======== Exercise data

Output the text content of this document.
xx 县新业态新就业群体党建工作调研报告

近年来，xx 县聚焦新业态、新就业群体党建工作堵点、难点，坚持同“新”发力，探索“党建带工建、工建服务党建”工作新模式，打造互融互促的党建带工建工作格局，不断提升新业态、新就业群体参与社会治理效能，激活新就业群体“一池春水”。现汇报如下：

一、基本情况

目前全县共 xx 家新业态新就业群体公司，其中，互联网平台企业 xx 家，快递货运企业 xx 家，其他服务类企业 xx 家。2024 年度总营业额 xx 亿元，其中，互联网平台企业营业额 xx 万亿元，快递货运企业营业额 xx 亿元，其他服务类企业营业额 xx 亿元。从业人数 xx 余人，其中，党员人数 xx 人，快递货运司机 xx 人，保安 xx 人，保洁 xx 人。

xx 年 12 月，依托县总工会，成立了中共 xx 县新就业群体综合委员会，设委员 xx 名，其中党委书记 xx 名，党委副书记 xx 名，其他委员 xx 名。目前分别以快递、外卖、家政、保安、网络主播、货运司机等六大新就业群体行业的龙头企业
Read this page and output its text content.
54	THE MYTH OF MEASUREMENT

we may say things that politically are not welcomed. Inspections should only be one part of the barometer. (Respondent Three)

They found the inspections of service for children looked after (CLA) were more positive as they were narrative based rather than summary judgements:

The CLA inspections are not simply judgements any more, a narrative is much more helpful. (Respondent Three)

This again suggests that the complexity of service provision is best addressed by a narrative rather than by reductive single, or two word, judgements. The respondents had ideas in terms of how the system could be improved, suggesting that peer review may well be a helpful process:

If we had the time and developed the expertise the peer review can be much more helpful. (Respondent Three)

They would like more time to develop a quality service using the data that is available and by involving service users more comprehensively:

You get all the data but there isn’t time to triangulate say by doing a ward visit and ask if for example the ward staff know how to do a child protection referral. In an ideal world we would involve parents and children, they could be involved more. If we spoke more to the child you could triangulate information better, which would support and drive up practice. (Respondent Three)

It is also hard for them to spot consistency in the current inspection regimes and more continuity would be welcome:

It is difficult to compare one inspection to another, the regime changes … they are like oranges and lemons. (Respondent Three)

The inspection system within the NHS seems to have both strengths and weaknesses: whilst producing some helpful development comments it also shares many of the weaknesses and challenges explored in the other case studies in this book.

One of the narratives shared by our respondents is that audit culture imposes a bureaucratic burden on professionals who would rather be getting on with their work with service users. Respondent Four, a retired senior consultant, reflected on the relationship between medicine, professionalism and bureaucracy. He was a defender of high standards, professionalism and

================

Challenge
Go back to the listing above and please repeat it exactly.

Exercise output
Output the text content of this document.
xx 县新业态新就业群体党建工作调研报告

近年来，xx 县聚焦新业态、新就业群体党建工作堵点、难点，坚持同“新”发力，探索“党建带工建、工建服务党建”工作新模式，打造互融互促的党建带工建工作格局，不断提升新业态、新就业群体参与社会治理效能，激活新就业群体“一池春水”。现汇报如下：

一、基本情况

目前全县共 xx 家新业态新就业群体公司，其中，互联网平台企业 xx 家，快递货运企业 xx 家，其他服务类企业 xx 家。2024 年度总营业额 xx 亿元，其中，互联网平台企业营业额 xx 万亿元，快递货运企业营业额 xx 亿元，其他服务类企业营业额 xx 亿元。从业人数 xx 余人，其中，党员人数 xx 人，快递货运司机 xx 人，保安 xx 人，保洁 xx 人。

xx 年 12 月，依托县总工会，成立了中共 xx 县新就业群体综合委员会，设委员 xx 名，其中党委书记 xx 名，党委副书记 xx 名，其他委员 xx 名。目前分别以快递、外卖、家政、保安、网络主播、货运司机等六大新就业群体行业的龙头企业
Read this page and output its text content.
54	THE MYTH OF MEASUREMENT

we may say things that politically are not welcomed. Inspections should only be one part of the barometer. (Respondent Three)

They found the inspections of service for children looked after (CLA) were more positive as they were narrative based rather than summary judgements:

The CLA inspections are not simply judgements any more, a narrative is much more helpful. (Respondent Three)

This again suggests that the complexity of service provision is best addressed by a narrative rather than by reductive single, or two word, judgements. The respondents had ideas in terms of how the system could be improved, suggesting that peer review may well be a helpful process:

If we had the time and developed the expertise the peer review can be much more helpful. (Respondent Three)

They would like more time to develop a quality service using the data that is available and by involving service users more comprehensively:

You get all the data but there isn’t time to triangulate say by doing a ward visit and ask if for example the ward staff know how to do a child protection referral. In an ideal world we would involve parents and children, they could be involved more. If we spoke more to the child you could triangulate information better, which would support and drive up practice. (Respondent Three)

It is also hard for them to spot consistency in the current inspection regimes and more continuity would be welcome:

It is difficult to compare one inspection to another, the regime changes … they are like oranges and lemons. (Respondent Three)

The inspection system within the NHS seems to have both strengths and weaknesses: whilst producing some helpful development comments it also shares many of the weaknesses and challenges explored in the other case studies in this book.

One of the narratives shared by our respondents is that audit culture imposes a bureaucratic burden on professionals who would rather be getting on with their work with service users. Respondent Four, a retired senior consultant, reflected on the relationship between medicine, professionalism and bureaucracy. He was a defender of high standards, professionalism and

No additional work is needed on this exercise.